_GIVEN TASK_
Look through the data below. Pick out the lines holding the string "JSON".

_DATA SUPPLIED_
######

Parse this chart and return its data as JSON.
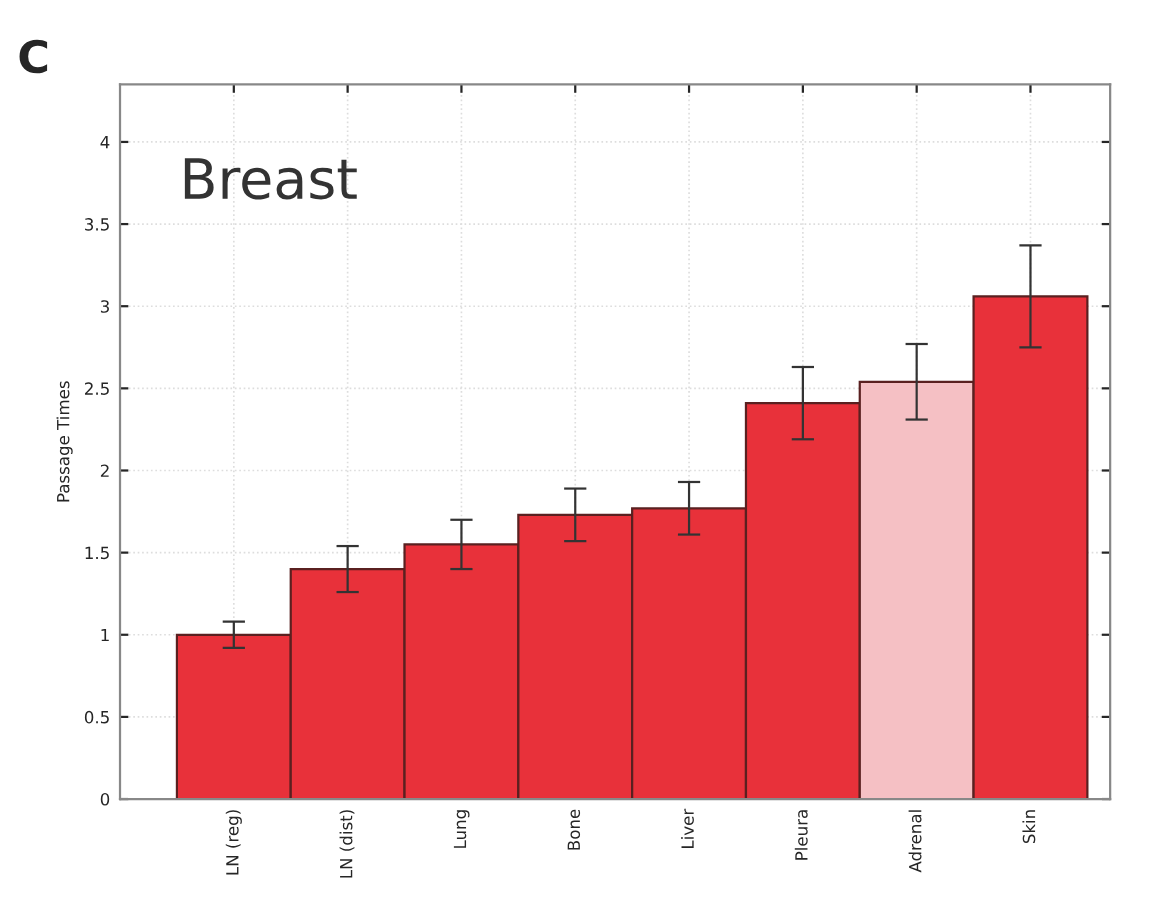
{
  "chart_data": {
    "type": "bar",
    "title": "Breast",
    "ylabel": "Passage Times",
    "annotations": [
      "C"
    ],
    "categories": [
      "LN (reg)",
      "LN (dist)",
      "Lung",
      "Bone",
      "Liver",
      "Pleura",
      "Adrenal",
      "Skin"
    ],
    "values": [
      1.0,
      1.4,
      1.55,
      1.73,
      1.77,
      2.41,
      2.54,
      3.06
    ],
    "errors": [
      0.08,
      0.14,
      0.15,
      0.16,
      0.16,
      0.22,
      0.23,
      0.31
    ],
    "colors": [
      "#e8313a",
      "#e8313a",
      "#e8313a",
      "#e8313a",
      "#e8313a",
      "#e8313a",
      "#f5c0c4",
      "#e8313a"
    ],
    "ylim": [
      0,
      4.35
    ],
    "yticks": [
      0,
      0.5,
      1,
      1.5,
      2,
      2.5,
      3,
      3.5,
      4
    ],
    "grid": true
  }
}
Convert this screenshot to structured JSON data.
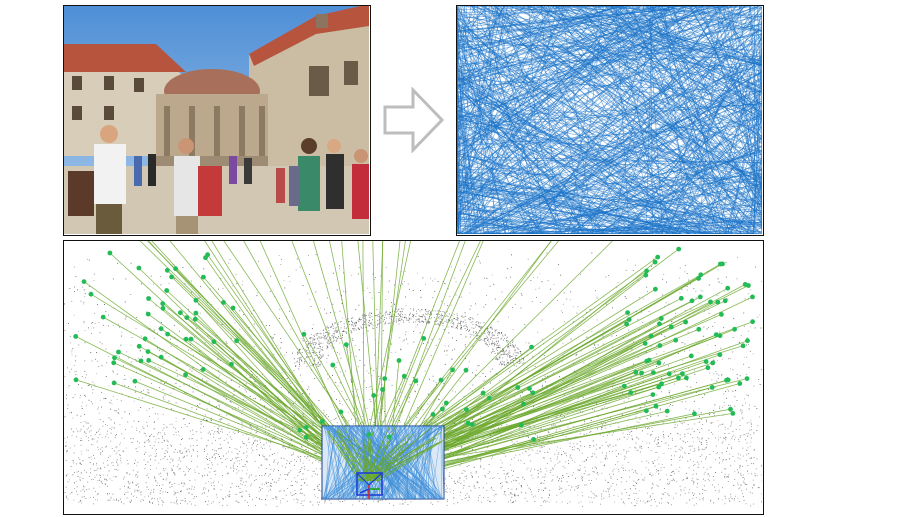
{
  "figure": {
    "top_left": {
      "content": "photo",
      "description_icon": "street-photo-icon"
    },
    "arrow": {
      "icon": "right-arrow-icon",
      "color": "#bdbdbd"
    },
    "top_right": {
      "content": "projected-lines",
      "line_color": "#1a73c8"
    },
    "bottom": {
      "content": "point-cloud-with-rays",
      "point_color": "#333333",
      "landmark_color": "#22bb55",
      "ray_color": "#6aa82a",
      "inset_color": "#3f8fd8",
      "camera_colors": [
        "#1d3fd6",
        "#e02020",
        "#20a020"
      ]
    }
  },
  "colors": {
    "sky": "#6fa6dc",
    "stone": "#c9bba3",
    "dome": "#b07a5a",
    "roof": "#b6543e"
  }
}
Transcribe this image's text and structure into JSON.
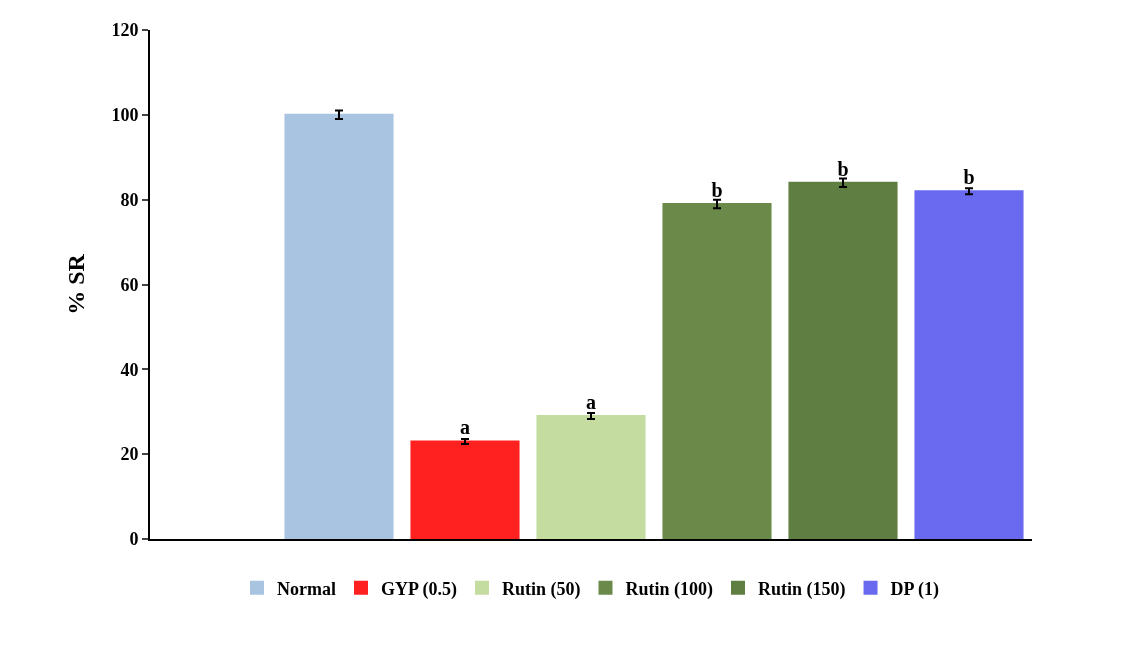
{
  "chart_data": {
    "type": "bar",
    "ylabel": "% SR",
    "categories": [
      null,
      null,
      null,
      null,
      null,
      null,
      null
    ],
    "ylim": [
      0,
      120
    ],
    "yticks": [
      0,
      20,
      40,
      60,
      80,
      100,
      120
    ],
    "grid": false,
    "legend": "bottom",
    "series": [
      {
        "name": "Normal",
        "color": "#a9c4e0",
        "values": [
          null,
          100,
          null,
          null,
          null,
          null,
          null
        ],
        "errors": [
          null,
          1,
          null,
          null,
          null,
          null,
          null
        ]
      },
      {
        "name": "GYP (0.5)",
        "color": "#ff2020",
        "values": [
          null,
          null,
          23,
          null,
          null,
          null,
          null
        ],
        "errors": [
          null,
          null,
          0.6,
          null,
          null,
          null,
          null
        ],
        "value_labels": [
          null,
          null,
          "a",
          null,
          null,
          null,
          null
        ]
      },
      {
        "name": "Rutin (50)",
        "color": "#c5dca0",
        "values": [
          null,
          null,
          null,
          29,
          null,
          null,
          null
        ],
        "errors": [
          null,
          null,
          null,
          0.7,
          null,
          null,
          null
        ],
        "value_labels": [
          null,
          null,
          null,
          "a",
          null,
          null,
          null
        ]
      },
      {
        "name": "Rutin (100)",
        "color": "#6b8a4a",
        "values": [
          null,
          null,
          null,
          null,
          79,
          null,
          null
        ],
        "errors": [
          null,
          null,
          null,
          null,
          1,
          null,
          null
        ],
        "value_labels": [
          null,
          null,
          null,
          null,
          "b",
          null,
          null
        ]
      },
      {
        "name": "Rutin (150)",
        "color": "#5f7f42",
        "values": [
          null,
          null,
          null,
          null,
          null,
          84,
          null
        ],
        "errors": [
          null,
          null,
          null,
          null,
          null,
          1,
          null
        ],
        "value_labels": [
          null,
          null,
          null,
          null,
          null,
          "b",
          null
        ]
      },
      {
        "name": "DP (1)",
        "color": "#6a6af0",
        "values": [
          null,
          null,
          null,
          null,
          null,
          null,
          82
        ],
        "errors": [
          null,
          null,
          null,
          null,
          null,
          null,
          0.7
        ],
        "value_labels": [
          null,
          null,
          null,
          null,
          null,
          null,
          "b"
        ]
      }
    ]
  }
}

######

_ANSWER TO THIS TASK_
Parse this chart and return its data as JSON.
Convert this screenshot to structured JSON data.
Transcribe this image's text and structure into JSON.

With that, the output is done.